(Data records)
►

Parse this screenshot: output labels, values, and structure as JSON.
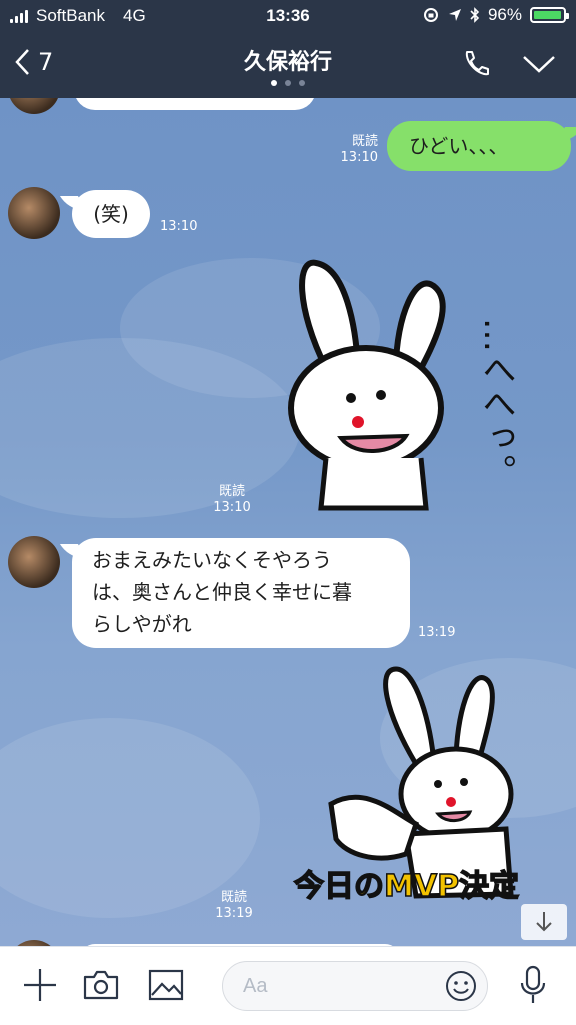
{
  "status": {
    "carrier": "SoftBank",
    "network": "4G",
    "time": "13:36",
    "battery": "96%",
    "battery_level": 0.96
  },
  "header": {
    "back_count": "7",
    "title": "久保裕行"
  },
  "messages": [
    {
      "read": "既読",
      "time": "13:10",
      "text": "ひどい、、、"
    },
    {
      "time": "13:10",
      "text": "(笑)"
    },
    {
      "read": "既読",
      "time": "13:10"
    },
    {
      "time": "13:19",
      "lines": [
        "おまえみたいなくそやろう",
        "は、奥さんと仲良く幸せに暮",
        "らしやがれ"
      ]
    },
    {
      "read": "既読",
      "time": "13:19"
    }
  ],
  "sticker1": {
    "text": "…へへっ。"
  },
  "sticker2": {
    "text": "今日のMVP決定"
  },
  "composer": {
    "placeholder": "Aa"
  }
}
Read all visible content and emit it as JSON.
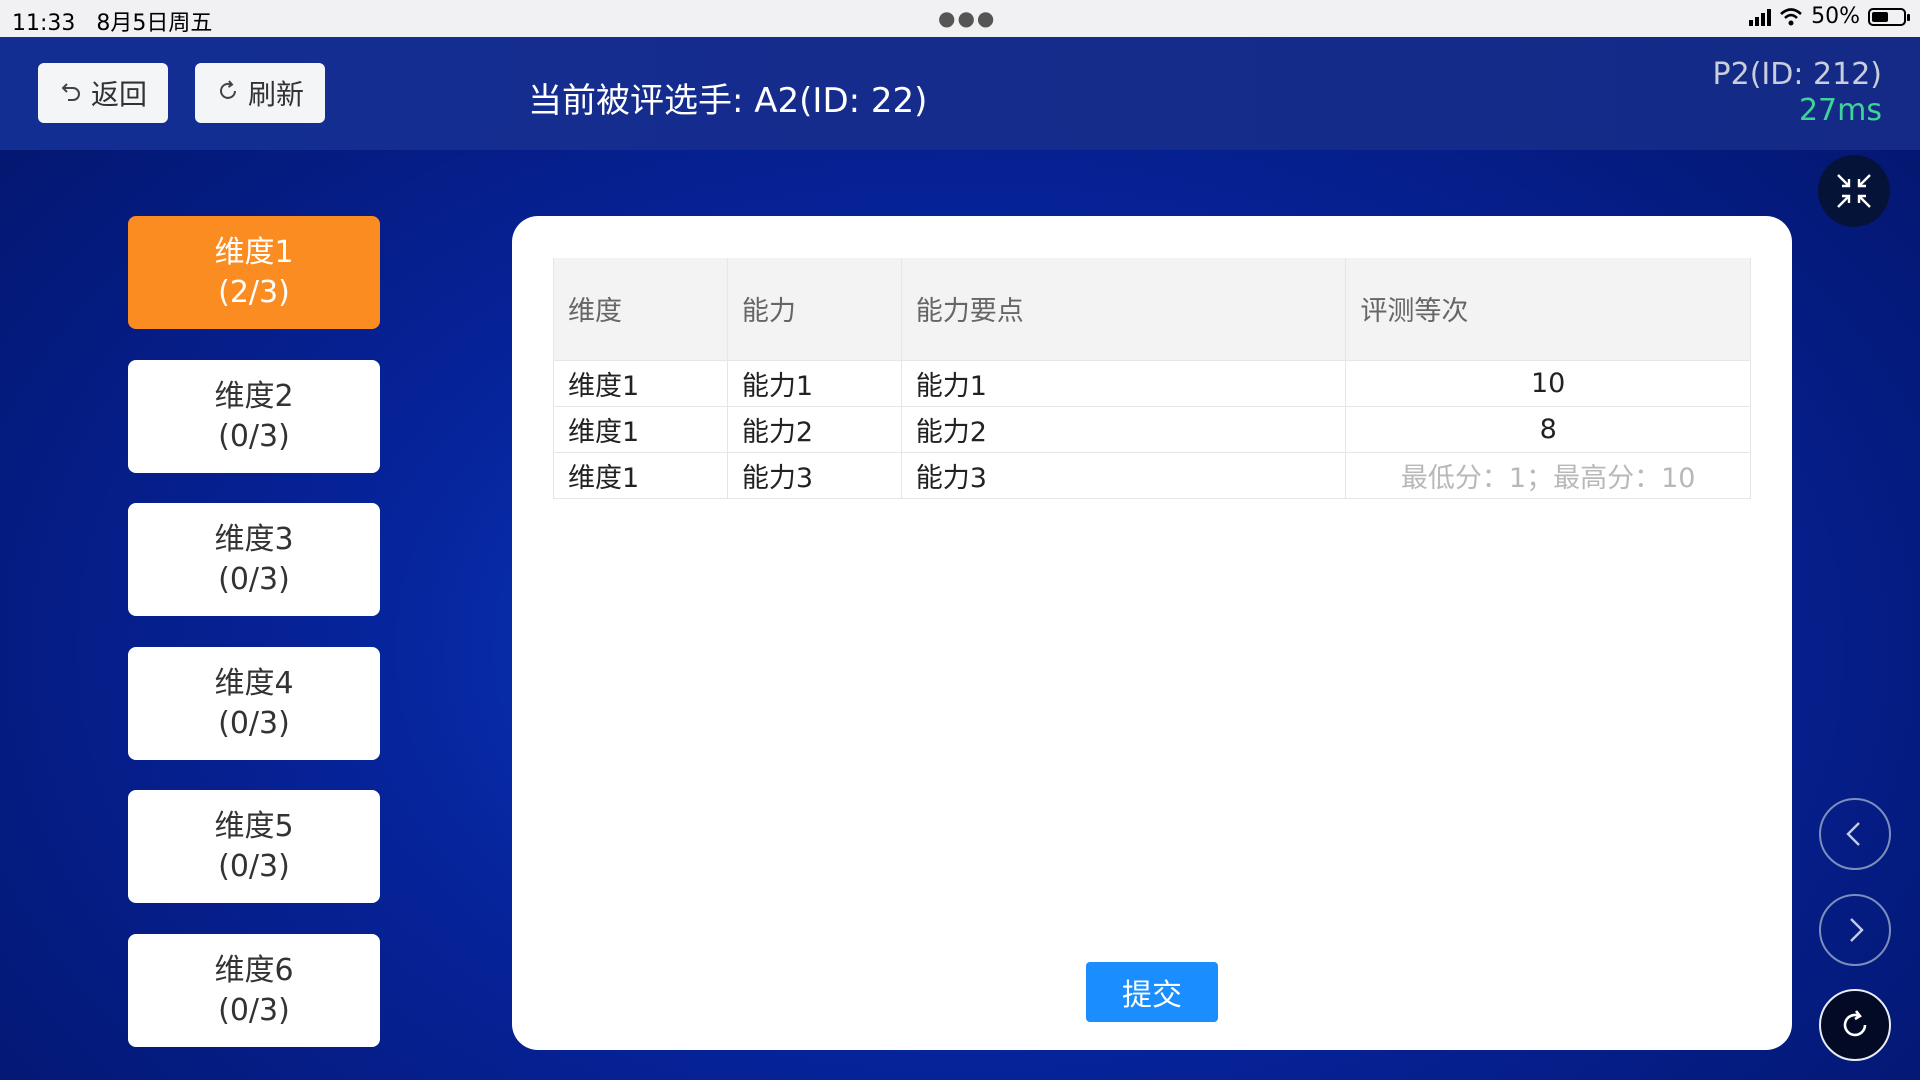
{
  "status_bar": {
    "time": "11:33",
    "date": "8月5日周五",
    "battery": "50%"
  },
  "header": {
    "back_label": "返回",
    "refresh_label": "刷新",
    "title": "当前被评选手: A2(ID: 22)",
    "user_id": "P2(ID: 212)",
    "latency": "27ms"
  },
  "sidebar": {
    "items": [
      {
        "name": "维度1",
        "progress": "(2/3)",
        "active": true
      },
      {
        "name": "维度2",
        "progress": "(0/3)",
        "active": false
      },
      {
        "name": "维度3",
        "progress": "(0/3)",
        "active": false
      },
      {
        "name": "维度4",
        "progress": "(0/3)",
        "active": false
      },
      {
        "name": "维度5",
        "progress": "(0/3)",
        "active": false
      },
      {
        "name": "维度6",
        "progress": "(0/3)",
        "active": false
      }
    ]
  },
  "table": {
    "headers": [
      "维度",
      "能力",
      "能力要点",
      "评测等次"
    ],
    "rows": [
      {
        "dimension": "维度1",
        "ability": "能力1",
        "point": "能力1",
        "score": "10"
      },
      {
        "dimension": "维度1",
        "ability": "能力2",
        "point": "能力2",
        "score": "8"
      },
      {
        "dimension": "维度1",
        "ability": "能力3",
        "point": "能力3",
        "score": ""
      }
    ],
    "score_placeholder": "最低分：1；最高分：10"
  },
  "submit_label": "提交",
  "colors": {
    "accent": "#fb8c22",
    "primary": "#1a8dff",
    "latency": "#3fd39a"
  },
  "icons": [
    "undo-icon",
    "refresh-icon",
    "collapse-icon",
    "chevron-left-icon",
    "chevron-right-icon",
    "reload-icon"
  ]
}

◄

* _PROBLEM REQUIREMENTS_: Only the number is required: the count of lines containing the word "chevron".

* _WORKED SOLUTION_: 2